--- start of Provided passage ---

No Need for Separate Legal Systems
As much as I respect the Archbishop of Canterbury, I do not favor U.S. law making room for sharia or the laws of any other religion. U.S. law should be based upon constitutional principles and maintain separation of church and state.
Muslims themselves apply sharia to their own community and do not impose it on non-Muslims, though the law has some stipulations for non-Muslims who live in countries where sharia is normative.
Most religious communities have laws that govern their own adherents. For example, Roman Catholicism has a highly developed legal code called canon law that governs the internal workings of the church. This code stipulates a range of matters from the ecclesial legitimacy of marriages to the functions of bishops. It does not, however, dictate civil codes of law.
For those who follow a religious tradition the law of the religious community may take precedence to the civil law, provided that the religious law does not interfere with or negate the civil law. The Catholic Church teaches that abortion is immoral and directs its adherents not to procure an abortion. The civil law of the United States permits abortion under certain conditions. Thus, the law of the church and the civil law conflict. Catholics who follow the church’s teaching and law by choosing not to procure abortions do not breach the civil law.

--- end of Provided passage ---
--- start of Extracted entries ---

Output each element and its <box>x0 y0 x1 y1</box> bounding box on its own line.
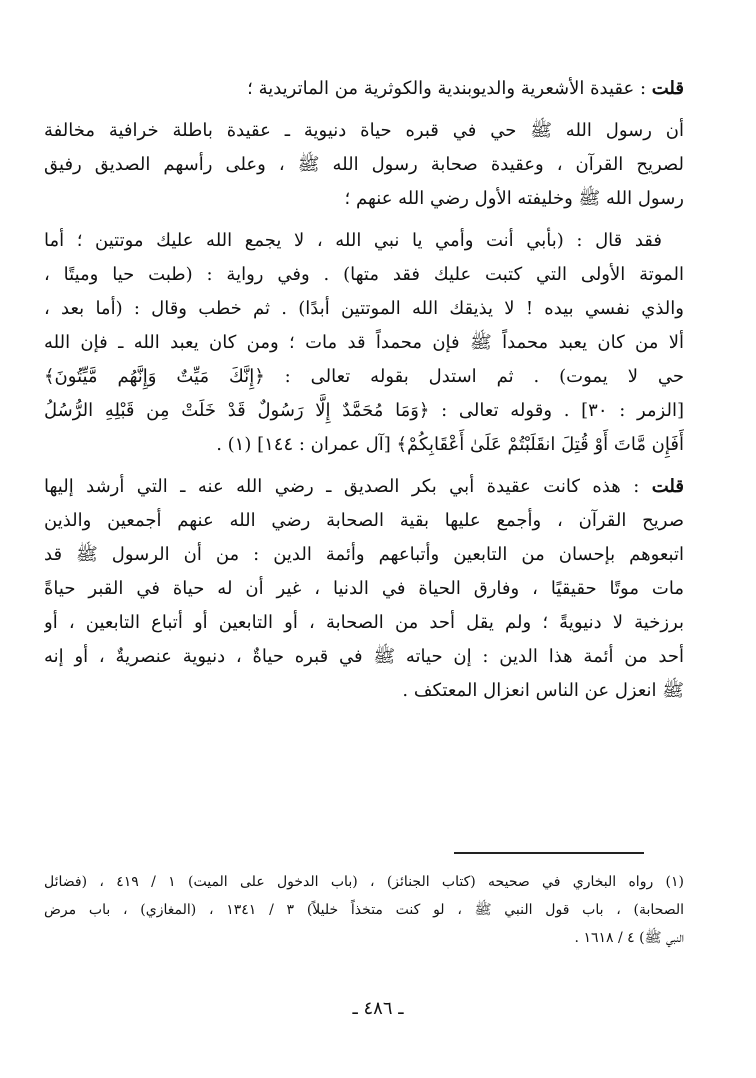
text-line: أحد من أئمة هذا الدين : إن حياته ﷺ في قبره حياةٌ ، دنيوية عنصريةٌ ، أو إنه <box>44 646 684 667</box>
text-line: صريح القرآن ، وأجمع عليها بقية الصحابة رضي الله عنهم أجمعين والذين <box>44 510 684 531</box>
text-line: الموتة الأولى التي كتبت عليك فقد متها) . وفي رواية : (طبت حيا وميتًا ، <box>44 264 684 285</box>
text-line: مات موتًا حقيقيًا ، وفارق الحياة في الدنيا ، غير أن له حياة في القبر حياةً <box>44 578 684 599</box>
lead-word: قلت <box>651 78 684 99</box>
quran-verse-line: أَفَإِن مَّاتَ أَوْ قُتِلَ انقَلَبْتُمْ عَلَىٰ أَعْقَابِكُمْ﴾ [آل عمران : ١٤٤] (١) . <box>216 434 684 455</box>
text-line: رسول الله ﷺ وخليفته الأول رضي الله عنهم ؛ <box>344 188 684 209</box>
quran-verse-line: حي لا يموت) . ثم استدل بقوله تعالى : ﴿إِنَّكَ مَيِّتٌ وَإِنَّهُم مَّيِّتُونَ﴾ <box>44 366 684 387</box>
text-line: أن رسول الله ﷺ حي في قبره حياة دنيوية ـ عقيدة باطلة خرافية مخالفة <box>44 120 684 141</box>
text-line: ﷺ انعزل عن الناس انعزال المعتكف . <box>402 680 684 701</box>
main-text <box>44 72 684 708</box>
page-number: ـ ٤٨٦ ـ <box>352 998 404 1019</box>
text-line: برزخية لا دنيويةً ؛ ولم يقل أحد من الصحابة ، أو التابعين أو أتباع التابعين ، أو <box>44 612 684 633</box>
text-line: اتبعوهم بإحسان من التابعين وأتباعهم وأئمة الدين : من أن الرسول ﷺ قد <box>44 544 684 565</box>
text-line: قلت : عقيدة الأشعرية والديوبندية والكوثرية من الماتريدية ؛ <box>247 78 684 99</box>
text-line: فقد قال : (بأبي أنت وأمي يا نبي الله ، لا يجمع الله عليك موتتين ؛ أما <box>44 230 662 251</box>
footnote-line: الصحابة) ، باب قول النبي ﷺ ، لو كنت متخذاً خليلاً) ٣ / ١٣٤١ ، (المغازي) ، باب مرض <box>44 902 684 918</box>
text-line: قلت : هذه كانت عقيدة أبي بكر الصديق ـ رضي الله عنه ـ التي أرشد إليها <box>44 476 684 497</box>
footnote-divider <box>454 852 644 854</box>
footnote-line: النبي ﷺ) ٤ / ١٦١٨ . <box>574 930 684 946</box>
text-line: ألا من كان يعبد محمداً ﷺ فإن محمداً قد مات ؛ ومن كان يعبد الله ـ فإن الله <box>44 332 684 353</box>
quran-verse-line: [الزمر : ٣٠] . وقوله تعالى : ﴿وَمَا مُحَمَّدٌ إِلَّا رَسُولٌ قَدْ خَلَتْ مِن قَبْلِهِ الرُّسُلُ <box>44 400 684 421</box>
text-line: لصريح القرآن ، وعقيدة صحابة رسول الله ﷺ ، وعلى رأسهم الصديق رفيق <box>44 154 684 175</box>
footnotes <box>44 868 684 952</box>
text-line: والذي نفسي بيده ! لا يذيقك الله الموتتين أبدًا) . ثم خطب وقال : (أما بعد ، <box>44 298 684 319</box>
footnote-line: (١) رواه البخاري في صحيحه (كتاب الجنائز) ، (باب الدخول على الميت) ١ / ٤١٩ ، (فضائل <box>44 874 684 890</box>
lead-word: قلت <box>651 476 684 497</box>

--- end of Extracted entries ---

Tasks to complete =>
[1] Quote the opinion piece on religious law, starting at the words "Muslims themselves apply" and ending after "sharia is normative.".
[2] Decide whether each statement agrees with the opinion piece on religious law, answering yes or no and quoting the words that settle it: (a) The writer favors U.S. law making room for sharia. (b) Catholic canon law covers the functions of bishops. (c) Catholics who choose not to procure abortions breach U.S. civil law.
The entries come from a separate source.

Results of the exercise =>
[1]
Muslims themselves apply sharia to their own community and do not impose it on non-Muslims, though the law has some stipulations for non-Muslims who live in countries where sharia is normative.

[2]
(a) No: "I do not favor U.S. law making room for sharia or the laws of any other religion."
(b) Yes: "This code stipulates a range of matters from the ecclesial legitimacy of marriages to the functions of bishops."
(c) No: "Catholics who follow the church’s teaching and law by choosing not to procure abortions do not breach the civil law."